(RECORD EXTRACTS)
__________

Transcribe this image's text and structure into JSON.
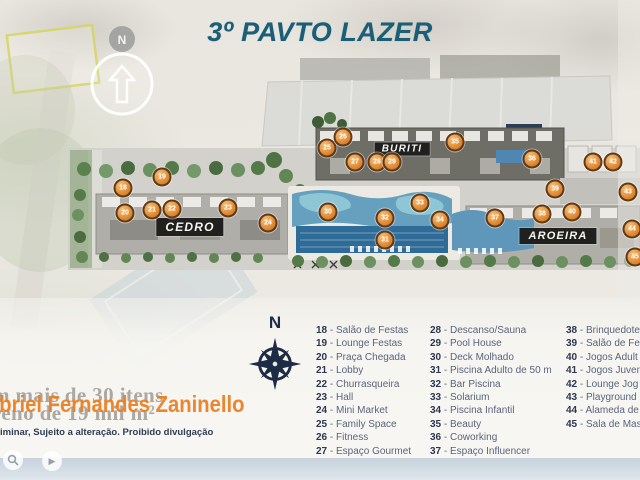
{
  "page": {
    "title": "3º PAVTO LAZER"
  },
  "map": {
    "buildings": [
      {
        "name": "CEDRO"
      },
      {
        "name": "BURITI"
      },
      {
        "name": "AROEIRA"
      }
    ],
    "compass_top": {
      "label": "N"
    },
    "compass_rose": {
      "label": "N"
    },
    "markers": [
      {
        "n": "18",
        "x": 123,
        "y": 188
      },
      {
        "n": "19",
        "x": 162,
        "y": 177
      },
      {
        "n": "20",
        "x": 125,
        "y": 213
      },
      {
        "n": "21",
        "x": 152,
        "y": 210
      },
      {
        "n": "22",
        "x": 172,
        "y": 209
      },
      {
        "n": "23",
        "x": 228,
        "y": 208
      },
      {
        "n": "24",
        "x": 268,
        "y": 223
      },
      {
        "n": "25",
        "x": 327,
        "y": 148
      },
      {
        "n": "26",
        "x": 343,
        "y": 137
      },
      {
        "n": "27",
        "x": 355,
        "y": 162
      },
      {
        "n": "28",
        "x": 377,
        "y": 162
      },
      {
        "n": "29",
        "x": 392,
        "y": 162
      },
      {
        "n": "30",
        "x": 328,
        "y": 212
      },
      {
        "n": "31",
        "x": 385,
        "y": 240
      },
      {
        "n": "32",
        "x": 385,
        "y": 218
      },
      {
        "n": "33",
        "x": 420,
        "y": 203
      },
      {
        "n": "34",
        "x": 440,
        "y": 220
      },
      {
        "n": "35",
        "x": 455,
        "y": 142
      },
      {
        "n": "36",
        "x": 532,
        "y": 159
      },
      {
        "n": "37",
        "x": 495,
        "y": 218
      },
      {
        "n": "38",
        "x": 542,
        "y": 214
      },
      {
        "n": "39",
        "x": 555,
        "y": 189
      },
      {
        "n": "40",
        "x": 572,
        "y": 212
      },
      {
        "n": "41",
        "x": 593,
        "y": 162
      },
      {
        "n": "42",
        "x": 613,
        "y": 162
      },
      {
        "n": "43",
        "x": 628,
        "y": 192
      },
      {
        "n": "44",
        "x": 632,
        "y": 229
      },
      {
        "n": "45",
        "x": 635,
        "y": 257
      }
    ]
  },
  "legend": {
    "columns": [
      {
        "items": [
          {
            "num": "18",
            "label": "Salão de Festas"
          },
          {
            "num": "19",
            "label": "Lounge Festas"
          },
          {
            "num": "20",
            "label": "Praça Chegada"
          },
          {
            "num": "21",
            "label": "Lobby"
          },
          {
            "num": "22",
            "label": "Churrasqueira"
          },
          {
            "num": "23",
            "label": "Hall"
          },
          {
            "num": "24",
            "label": "Mini Market"
          },
          {
            "num": "25",
            "label": "Family Space"
          },
          {
            "num": "26",
            "label": "Fitness"
          },
          {
            "num": "27",
            "label": "Espaço Gourmet"
          }
        ]
      },
      {
        "items": [
          {
            "num": "28",
            "label": "Descanso/Sauna"
          },
          {
            "num": "29",
            "label": "Pool House"
          },
          {
            "num": "30",
            "label": "Deck Molhado"
          },
          {
            "num": "31",
            "label": "Piscina Adulto de 50 m"
          },
          {
            "num": "32",
            "label": "Bar Piscina"
          },
          {
            "num": "33",
            "label": "Solarium"
          },
          {
            "num": "34",
            "label": "Piscina Infantil"
          },
          {
            "num": "35",
            "label": "Beauty"
          },
          {
            "num": "36",
            "label": "Coworking"
          },
          {
            "num": "37",
            "label": "Espaço Influencer"
          }
        ]
      },
      {
        "items": [
          {
            "num": "38",
            "label": "Brinquedote"
          },
          {
            "num": "39",
            "label": "Salão de Fes"
          },
          {
            "num": "40",
            "label": "Jogos Adult"
          },
          {
            "num": "41",
            "label": "Jogos Juven"
          },
          {
            "num": "42",
            "label": "Lounge Jog"
          },
          {
            "num": "43",
            "label": "Playground"
          },
          {
            "num": "44",
            "label": "Alameda de"
          },
          {
            "num": "45",
            "label": "Sala de Mas"
          }
        ]
      }
    ]
  },
  "watermarks": {
    "gray_line1": "m mais de 30 itens",
    "gray_line2": "reno de 19 mil m²",
    "orange_name": "abriel Fernandes Zaninello",
    "disclaimer": "iminar, Sujeito a alteração. Proibido divulgação"
  },
  "colors": {
    "title": "#1a5e77",
    "marker_orange": "#e08a33",
    "watermark_orange": "#ec7d1e",
    "pool_blue": "#5e97ba",
    "label_bar": "#20201e",
    "legend_text": "#59647c"
  }
}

__________

From the material above, copy everything exactly but the pictures.

(PROBLEM SOLUTION)
Transcribe this image's text and structure into JSON.
{
  "page": {
    "title": "3º PAVTO LAZER"
  },
  "map": {
    "buildings": [
      {
        "name": "CEDRO"
      },
      {
        "name": "BURITI"
      },
      {
        "name": "AROEIRA"
      }
    ],
    "compass_top": {
      "label": "N"
    },
    "compass_rose": {
      "label": "N"
    },
    "markers": [
      {
        "n": "18",
        "x": 123,
        "y": 188
      },
      {
        "n": "19",
        "x": 162,
        "y": 177
      },
      {
        "n": "20",
        "x": 125,
        "y": 213
      },
      {
        "n": "21",
        "x": 152,
        "y": 210
      },
      {
        "n": "22",
        "x": 172,
        "y": 209
      },
      {
        "n": "23",
        "x": 228,
        "y": 208
      },
      {
        "n": "24",
        "x": 268,
        "y": 223
      },
      {
        "n": "25",
        "x": 327,
        "y": 148
      },
      {
        "n": "26",
        "x": 343,
        "y": 137
      },
      {
        "n": "27",
        "x": 355,
        "y": 162
      },
      {
        "n": "28",
        "x": 377,
        "y": 162
      },
      {
        "n": "29",
        "x": 392,
        "y": 162
      },
      {
        "n": "30",
        "x": 328,
        "y": 212
      },
      {
        "n": "31",
        "x": 385,
        "y": 240
      },
      {
        "n": "32",
        "x": 385,
        "y": 218
      },
      {
        "n": "33",
        "x": 420,
        "y": 203
      },
      {
        "n": "34",
        "x": 440,
        "y": 220
      },
      {
        "n": "35",
        "x": 455,
        "y": 142
      },
      {
        "n": "36",
        "x": 532,
        "y": 159
      },
      {
        "n": "37",
        "x": 495,
        "y": 218
      },
      {
        "n": "38",
        "x": 542,
        "y": 214
      },
      {
        "n": "39",
        "x": 555,
        "y": 189
      },
      {
        "n": "40",
        "x": 572,
        "y": 212
      },
      {
        "n": "41",
        "x": 593,
        "y": 162
      },
      {
        "n": "42",
        "x": 613,
        "y": 162
      },
      {
        "n": "43",
        "x": 628,
        "y": 192
      },
      {
        "n": "44",
        "x": 632,
        "y": 229
      },
      {
        "n": "45",
        "x": 635,
        "y": 257
      }
    ]
  },
  "legend": {
    "columns": [
      {
        "items": [
          {
            "num": "18",
            "label": "Salão de Festas"
          },
          {
            "num": "19",
            "label": "Lounge Festas"
          },
          {
            "num": "20",
            "label": "Praça Chegada"
          },
          {
            "num": "21",
            "label": "Lobby"
          },
          {
            "num": "22",
            "label": "Churrasqueira"
          },
          {
            "num": "23",
            "label": "Hall"
          },
          {
            "num": "24",
            "label": "Mini Market"
          },
          {
            "num": "25",
            "label": "Family Space"
          },
          {
            "num": "26",
            "label": "Fitness"
          },
          {
            "num": "27",
            "label": "Espaço Gourmet"
          }
        ]
      },
      {
        "items": [
          {
            "num": "28",
            "label": "Descanso/Sauna"
          },
          {
            "num": "29",
            "label": "Pool House"
          },
          {
            "num": "30",
            "label": "Deck Molhado"
          },
          {
            "num": "31",
            "label": "Piscina Adulto de 50 m"
          },
          {
            "num": "32",
            "label": "Bar Piscina"
          },
          {
            "num": "33",
            "label": "Solarium"
          },
          {
            "num": "34",
            "label": "Piscina Infantil"
          },
          {
            "num": "35",
            "label": "Beauty"
          },
          {
            "num": "36",
            "label": "Coworking"
          },
          {
            "num": "37",
            "label": "Espaço Influencer"
          }
        ]
      },
      {
        "items": [
          {
            "num": "38",
            "label": "Brinquedote"
          },
          {
            "num": "39",
            "label": "Salão de Fes"
          },
          {
            "num": "40",
            "label": "Jogos Adult"
          },
          {
            "num": "41",
            "label": "Jogos Juven"
          },
          {
            "num": "42",
            "label": "Lounge Jog"
          },
          {
            "num": "43",
            "label": "Playground"
          },
          {
            "num": "44",
            "label": "Alameda de"
          },
          {
            "num": "45",
            "label": "Sala de Mas"
          }
        ]
      }
    ]
  },
  "watermarks": {
    "gray_line1": "m mais de 30 itens",
    "gray_line2": "reno de 19 mil m²",
    "orange_name": "abriel Fernandes Zaninello",
    "disclaimer": "iminar, Sujeito a alteração. Proibido divulgação"
  },
  "colors": {
    "title": "#1a5e77",
    "marker_orange": "#e08a33",
    "watermark_orange": "#ec7d1e",
    "pool_blue": "#5e97ba",
    "label_bar": "#20201e",
    "legend_text": "#59647c"
  }
}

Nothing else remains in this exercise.